WHAT TO DO:
Turn each line of the records below into a JSON list of strings, one string per line, and leave out the blank lines.

══════════

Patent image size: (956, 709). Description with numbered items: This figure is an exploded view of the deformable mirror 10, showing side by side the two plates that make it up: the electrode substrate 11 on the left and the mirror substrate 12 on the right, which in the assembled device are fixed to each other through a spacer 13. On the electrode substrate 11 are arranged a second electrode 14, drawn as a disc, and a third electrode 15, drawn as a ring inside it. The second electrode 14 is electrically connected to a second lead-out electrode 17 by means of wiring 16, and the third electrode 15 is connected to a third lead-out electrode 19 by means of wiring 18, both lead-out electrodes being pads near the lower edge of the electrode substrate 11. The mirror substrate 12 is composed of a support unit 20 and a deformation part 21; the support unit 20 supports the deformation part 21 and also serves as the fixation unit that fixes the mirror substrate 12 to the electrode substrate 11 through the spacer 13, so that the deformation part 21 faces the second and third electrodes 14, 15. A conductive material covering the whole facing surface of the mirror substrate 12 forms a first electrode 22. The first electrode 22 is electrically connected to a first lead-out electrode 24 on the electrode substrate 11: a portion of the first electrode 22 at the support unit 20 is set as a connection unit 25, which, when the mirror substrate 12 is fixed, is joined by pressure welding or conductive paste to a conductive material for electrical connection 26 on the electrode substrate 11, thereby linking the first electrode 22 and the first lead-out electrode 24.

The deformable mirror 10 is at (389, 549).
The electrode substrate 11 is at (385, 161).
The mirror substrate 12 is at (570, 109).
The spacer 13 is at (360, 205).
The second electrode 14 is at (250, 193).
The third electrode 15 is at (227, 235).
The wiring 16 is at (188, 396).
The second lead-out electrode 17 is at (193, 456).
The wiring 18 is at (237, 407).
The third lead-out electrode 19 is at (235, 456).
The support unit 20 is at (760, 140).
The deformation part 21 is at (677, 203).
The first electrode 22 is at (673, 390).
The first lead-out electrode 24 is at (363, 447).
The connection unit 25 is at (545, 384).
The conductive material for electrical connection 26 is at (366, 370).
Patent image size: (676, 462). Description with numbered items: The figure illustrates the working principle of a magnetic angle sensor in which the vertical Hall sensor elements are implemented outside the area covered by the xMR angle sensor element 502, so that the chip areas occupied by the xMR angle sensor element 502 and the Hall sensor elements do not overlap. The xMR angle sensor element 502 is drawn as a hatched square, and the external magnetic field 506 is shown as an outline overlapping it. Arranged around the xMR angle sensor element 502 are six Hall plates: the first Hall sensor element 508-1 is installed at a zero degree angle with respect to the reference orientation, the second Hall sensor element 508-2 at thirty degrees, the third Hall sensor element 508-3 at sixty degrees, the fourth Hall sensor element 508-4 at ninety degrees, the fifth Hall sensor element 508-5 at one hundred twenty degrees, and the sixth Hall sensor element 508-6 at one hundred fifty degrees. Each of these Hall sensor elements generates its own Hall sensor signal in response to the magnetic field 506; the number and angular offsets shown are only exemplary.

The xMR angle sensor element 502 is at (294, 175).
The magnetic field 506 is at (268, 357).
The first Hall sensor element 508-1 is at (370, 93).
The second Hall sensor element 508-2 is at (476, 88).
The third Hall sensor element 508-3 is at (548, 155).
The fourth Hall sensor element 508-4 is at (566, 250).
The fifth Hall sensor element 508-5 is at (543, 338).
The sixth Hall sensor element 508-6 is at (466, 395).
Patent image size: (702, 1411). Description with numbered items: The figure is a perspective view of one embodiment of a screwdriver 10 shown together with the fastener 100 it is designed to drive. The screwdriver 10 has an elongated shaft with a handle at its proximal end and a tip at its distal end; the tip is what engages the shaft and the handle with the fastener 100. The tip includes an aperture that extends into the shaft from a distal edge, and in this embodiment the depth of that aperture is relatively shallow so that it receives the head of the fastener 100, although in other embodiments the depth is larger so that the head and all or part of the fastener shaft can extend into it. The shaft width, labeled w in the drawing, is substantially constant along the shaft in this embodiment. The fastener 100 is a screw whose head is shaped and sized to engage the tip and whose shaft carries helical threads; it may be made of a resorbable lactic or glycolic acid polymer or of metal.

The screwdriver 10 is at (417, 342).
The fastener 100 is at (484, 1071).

══════════

SOLVED EXERCISE:
[
  "Patent image size: (956, 709). Description with numbered items: This figure is an exploded view of the deformable mirror 10, showing side by side the two plates that make it up: the electrode substrate 11 on the left and the mirror substrate 12 on the right, which in the assembled device are fixed to each other through a spacer 13. On the electrode substrate 11 are arranged a second electrode 14, drawn as a disc, and a third electrode 15, drawn as a ring inside it. The second electrode 14 is electrically connected to a second lead-out electrode 17 by means of wiring 16, and the third electrode 15 is connected to a third lead-out electrode 19 by means of wiring 18, both lead-out electrodes being pads near the lower edge of the electrode substrate 11. The mirror substrate 12 is composed of a support unit 20 and a deformation part 21; the support unit 20 supports the deformation part 21 and also serves as the fixation unit that fixes the mirror substrate 12 to the electrode substrate 11 through the spacer 13, so that the deformation part 21 faces the second and third electrodes 14, 15. A conductive material covering the whole facing surface of the mirror substrate 12 forms a first electrode 22. The first electrode 22 is electrically connected to a first lead-out electrode 24 on the electrode substrate 11: a portion of the first electrode 22 at the support unit 20 is set as a connection unit 25, which, when the mirror substrate 12 is fixed, is joined by pressure welding or conductive paste to a conductive material for electrical connection 26 on the electrode substrate 11, thereby linking the first electrode 22 and the first lead-out electrode 24.",
  "The deformable mirror 10 is at (389, 549).",
  "The electrode substrate 11 is at (385, 161).",
  "The mirror substrate 12 is at (570, 109).",
  "The spacer 13 is at (360, 205).",
  "The second electrode 14 is at (250, 193).",
  "The third electrode 15 is at (227, 235).",
  "The wiring 16 is at (188, 396).",
  "The second lead-out electrode 17 is at (193, 456).",
  "The wiring 18 is at (237, 407).",
  "The third lead-out electrode 19 is at (235, 456).",
  "The support unit 20 is at (760, 140).",
  "The deformation part 21 is at (677, 203).",
  "The first electrode 22 is at (673, 390).",
  "The first lead-out electrode 24 is at (363, 447).",
  "The connection unit 25 is at (545, 384).",
  "The conductive material for electrical connection 26 is at (366, 370).",
  "Patent image size: (676, 462). Description with numbered items: The figure illustrates the working principle of a magnetic angle sensor in which the vertical Hall sensor elements are implemented outside the area covered by the xMR angle sensor element 502, so that the chip areas occupied by the xMR angle sensor element 502 and the Hall sensor elements do not overlap. The xMR angle sensor element 502 is drawn as a hatched square, and the external magnetic field 506 is shown as an outline overlapping it. Arranged around the xMR angle sensor element 502 are six Hall plates: the first Hall sensor element 508-1 is installed at a zero degree angle with respect to the reference orientation, the second Hall sensor element 508-2 at thirty degrees, the third Hall sensor element 508-3 at sixty degrees, the fourth Hall sensor element 508-4 at ninety degrees, the fifth Hall sensor element 508-5 at one hundred twenty degrees, and the sixth Hall sensor element 508-6 at one hundred fifty degrees. Each of these Hall sensor elements generates its own Hall sensor signal in response to the magnetic field 506; the number and angular offsets shown are only exemplary.",
  "The xMR angle sensor element 502 is at (294, 175).",
  "The magnetic field 506 is at (268, 357).",
  "The first Hall sensor element 508-1 is at (370, 93).",
  "The second Hall sensor element 508-2 is at (476, 88).",
  "The third Hall sensor element 508-3 is at (548, 155).",
  "The fourth Hall sensor element 508-4 is at (566, 250).",
  "The fifth Hall sensor element 508-5 is at (543, 338).",
  "The sixth Hall sensor element 508-6 is at (466, 395).",
  "Patent image size: (702, 1411). Description with numbered items: The figure is a perspective view of one embodiment of a screwdriver 10 shown together with the fastener 100 it is designed to drive. The screwdriver 10 has an elongated shaft with a handle at its proximal end and a tip at its distal end; the tip is what engages the shaft and the handle with the fastener 100. The tip includes an aperture that extends into the shaft from a distal edge, and in this embodiment the depth of that aperture is relatively shallow so that it receives the head of the fastener 100, although in other embodiments the depth is larger so that the head and all or part of the fastener shaft can extend into it. The shaft width, labeled w in the drawing, is substantially constant along the shaft in this embodiment. The fastener 100 is a screw whose head is shaped and sized to engage the tip and whose shaft carries helical threads; it may be made of a resorbable lactic or glycolic acid polymer or of metal.",
  "The screwdriver 10 is at (417, 342).",
  "The fastener 100 is at (484, 1071)."
]